◆ Stored records ◆
■ ■ ■ ■
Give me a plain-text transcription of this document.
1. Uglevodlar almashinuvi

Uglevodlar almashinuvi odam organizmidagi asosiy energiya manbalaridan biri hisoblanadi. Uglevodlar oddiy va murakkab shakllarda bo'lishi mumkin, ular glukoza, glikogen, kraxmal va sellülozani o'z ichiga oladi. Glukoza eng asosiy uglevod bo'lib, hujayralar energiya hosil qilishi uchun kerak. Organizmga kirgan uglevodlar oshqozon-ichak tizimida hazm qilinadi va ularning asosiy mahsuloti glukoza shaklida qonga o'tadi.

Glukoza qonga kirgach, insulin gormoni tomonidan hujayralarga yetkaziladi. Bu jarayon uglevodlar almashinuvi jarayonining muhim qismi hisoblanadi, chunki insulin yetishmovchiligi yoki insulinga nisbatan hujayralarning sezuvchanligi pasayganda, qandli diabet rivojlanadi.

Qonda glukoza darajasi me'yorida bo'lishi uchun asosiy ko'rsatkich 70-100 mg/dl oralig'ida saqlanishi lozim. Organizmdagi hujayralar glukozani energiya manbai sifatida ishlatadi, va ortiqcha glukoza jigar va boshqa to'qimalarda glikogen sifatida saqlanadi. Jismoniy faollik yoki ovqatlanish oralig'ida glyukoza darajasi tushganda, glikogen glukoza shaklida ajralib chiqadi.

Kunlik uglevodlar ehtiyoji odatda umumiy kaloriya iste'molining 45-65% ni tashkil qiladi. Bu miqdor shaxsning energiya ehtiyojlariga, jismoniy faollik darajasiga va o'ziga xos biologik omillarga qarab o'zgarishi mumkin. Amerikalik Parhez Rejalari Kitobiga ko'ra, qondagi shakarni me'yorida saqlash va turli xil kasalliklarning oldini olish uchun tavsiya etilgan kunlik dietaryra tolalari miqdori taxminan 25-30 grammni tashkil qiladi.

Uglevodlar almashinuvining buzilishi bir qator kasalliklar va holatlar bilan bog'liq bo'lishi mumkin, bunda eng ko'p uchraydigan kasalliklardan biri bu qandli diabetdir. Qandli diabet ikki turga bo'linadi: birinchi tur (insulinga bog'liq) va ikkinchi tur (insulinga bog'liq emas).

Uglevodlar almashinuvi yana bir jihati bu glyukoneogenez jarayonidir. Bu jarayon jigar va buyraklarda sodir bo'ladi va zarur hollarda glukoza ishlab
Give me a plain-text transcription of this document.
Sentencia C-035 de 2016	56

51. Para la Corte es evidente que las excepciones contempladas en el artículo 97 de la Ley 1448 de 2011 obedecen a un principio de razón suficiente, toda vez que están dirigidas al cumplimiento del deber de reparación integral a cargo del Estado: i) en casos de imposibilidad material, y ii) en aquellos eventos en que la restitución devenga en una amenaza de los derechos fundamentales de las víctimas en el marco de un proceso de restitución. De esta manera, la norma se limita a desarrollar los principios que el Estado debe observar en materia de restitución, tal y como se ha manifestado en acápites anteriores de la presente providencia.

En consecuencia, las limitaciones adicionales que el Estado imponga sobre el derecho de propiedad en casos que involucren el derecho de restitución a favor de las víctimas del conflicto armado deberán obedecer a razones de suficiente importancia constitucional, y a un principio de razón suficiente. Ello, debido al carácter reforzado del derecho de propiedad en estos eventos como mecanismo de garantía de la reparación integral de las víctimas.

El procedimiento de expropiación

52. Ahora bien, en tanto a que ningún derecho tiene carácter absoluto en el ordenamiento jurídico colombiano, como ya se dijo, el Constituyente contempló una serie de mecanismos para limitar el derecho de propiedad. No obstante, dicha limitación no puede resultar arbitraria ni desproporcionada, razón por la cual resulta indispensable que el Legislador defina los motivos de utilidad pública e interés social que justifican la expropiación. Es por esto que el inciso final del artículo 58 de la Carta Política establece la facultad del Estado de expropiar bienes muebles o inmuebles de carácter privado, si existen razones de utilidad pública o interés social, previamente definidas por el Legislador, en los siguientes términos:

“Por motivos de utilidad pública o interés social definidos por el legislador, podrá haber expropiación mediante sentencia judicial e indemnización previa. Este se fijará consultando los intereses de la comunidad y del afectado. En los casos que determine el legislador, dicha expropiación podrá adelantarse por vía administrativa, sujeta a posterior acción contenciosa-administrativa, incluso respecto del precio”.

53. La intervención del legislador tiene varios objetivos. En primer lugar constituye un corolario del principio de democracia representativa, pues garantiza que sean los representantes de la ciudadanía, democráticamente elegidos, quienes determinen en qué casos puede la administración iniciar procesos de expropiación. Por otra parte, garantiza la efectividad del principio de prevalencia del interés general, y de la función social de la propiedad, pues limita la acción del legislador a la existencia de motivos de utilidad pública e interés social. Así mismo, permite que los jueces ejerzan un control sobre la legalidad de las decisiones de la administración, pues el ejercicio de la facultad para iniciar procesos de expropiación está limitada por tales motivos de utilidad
■ ■ ■ ■
◆ THE PROBLEM ◆
Copy all the records above exactly, missing none.

◆ CORRECT RESPONSE ◆
Give me a plain-text transcription of this document.
1. Uglevodlar almashinuvi

Uglevodlar almashinuvi odam organizmidagi asosiy energiya manbalaridan biri hisoblanadi. Uglevodlar oddiy va murakkab shakllarda bo'lishi mumkin, ular glukoza, glikogen, kraxmal va sellülozani o'z ichiga oladi. Glukoza eng asosiy uglevod bo'lib, hujayralar energiya hosil qilishi uchun kerak. Organizmga kirgan uglevodlar oshqozon-ichak tizimida hazm qilinadi va ularning asosiy mahsuloti glukoza shaklida qonga o'tadi.

Glukoza qonga kirgach, insulin gormoni tomonidan hujayralarga yetkaziladi. Bu jarayon uglevodlar almashinuvi jarayonining muhim qismi hisoblanadi, chunki insulin yetishmovchiligi yoki insulinga nisbatan hujayralarning sezuvchanligi pasayganda, qandli diabet rivojlanadi.

Qonda glukoza darajasi me'yorida bo'lishi uchun asosiy ko'rsatkich 70-100 mg/dl oralig'ida saqlanishi lozim. Organizmdagi hujayralar glukozani energiya manbai sifatida ishlatadi, va ortiqcha glukoza jigar va boshqa to'qimalarda glikogen sifatida saqlanadi. Jismoniy faollik yoki ovqatlanish oralig'ida glyukoza darajasi tushganda, glikogen glukoza shaklida ajralib chiqadi.

Kunlik uglevodlar ehtiyoji odatda umumiy kaloriya iste'molining 45-65% ni tashkil qiladi. Bu miqdor shaxsning energiya ehtiyojlariga, jismoniy faollik darajasiga va o'ziga xos biologik omillarga qarab o'zgarishi mumkin. Amerikalik Parhez Rejalari Kitobiga ko'ra, qondagi shakarni me'yorida saqlash va turli xil kasalliklarning oldini olish uchun tavsiya etilgan kunlik dietaryra tolalari miqdori taxminan 25-30 grammni tashkil qiladi.

Uglevodlar almashinuvining buzilishi bir qator kasalliklar va holatlar bilan bog'liq bo'lishi mumkin, bunda eng ko'p uchraydigan kasalliklardan biri bu qandli diabetdir. Qandli diabet ikki turga bo'linadi: birinchi tur (insulinga bog'liq) va ikkinchi tur (insulinga bog'liq emas).

Uglevodlar almashinuvi yana bir jihati bu glyukoneogenez jarayonidir. Bu jarayon jigar va buyraklarda sodir bo'ladi va zarur hollarda glukoza ishlab
Give me a plain-text transcription of this document.
Sentencia C-035 de 2016	56

51. Para la Corte es evidente que las excepciones contempladas en el artículo 97 de la Ley 1448 de 2011 obedecen a un principio de razón suficiente, toda vez que están dirigidas al cumplimiento del deber de reparación integral a cargo del Estado: i) en casos de imposibilidad material, y ii) en aquellos eventos en que la restitución devenga en una amenaza de los derechos fundamentales de las víctimas en el marco de un proceso de restitución. De esta manera, la norma se limita a desarrollar los principios que el Estado debe observar en materia de restitución, tal y como se ha manifestado en acápites anteriores de la presente providencia.

En consecuencia, las limitaciones adicionales que el Estado imponga sobre el derecho de propiedad en casos que involucren el derecho de restitución a favor de las víctimas del conflicto armado deberán obedecer a razones de suficiente importancia constitucional, y a un principio de razón suficiente. Ello, debido al carácter reforzado del derecho de propiedad en estos eventos como mecanismo de garantía de la reparación integral de las víctimas.

El procedimiento de expropiación

52. Ahora bien, en tanto a que ningún derecho tiene carácter absoluto en el ordenamiento jurídico colombiano, como ya se dijo, el Constituyente contempló una serie de mecanismos para limitar el derecho de propiedad. No obstante, dicha limitación no puede resultar arbitraria ni desproporcionada, razón por la cual resulta indispensable que el Legislador defina los motivos de utilidad pública e interés social que justifican la expropiación. Es por esto que el inciso final del artículo 58 de la Carta Política establece la facultad del Estado de expropiar bienes muebles o inmuebles de carácter privado, si existen razones de utilidad pública o interés social, previamente definidas por el Legislador, en los siguientes términos:

“Por motivos de utilidad pública o interés social definidos por el legislador, podrá haber expropiación mediante sentencia judicial e indemnización previa. Este se fijará consultando los intereses de la comunidad y del afectado. En los casos que determine el legislador, dicha expropiación podrá adelantarse por vía administrativa, sujeta a posterior acción contenciosa-administrativa, incluso respecto del precio”.

53. La intervención del legislador tiene varios objetivos. En primer lugar constituye un corolario del principio de democracia representativa, pues garantiza que sean los representantes de la ciudadanía, democráticamente elegidos, quienes determinen en qué casos puede la administración iniciar procesos de expropiación. Por otra parte, garantiza la efectividad del principio de prevalencia del interés general, y de la función social de la propiedad, pues limita la acción del legislador a la existencia de motivos de utilidad pública e interés social. Así mismo, permite que los jueces ejerzan un control sobre la legalidad de las decisiones de la administración, pues el ejercicio de la facultad para iniciar procesos de expropiación está limitada por tales motivos de utilidad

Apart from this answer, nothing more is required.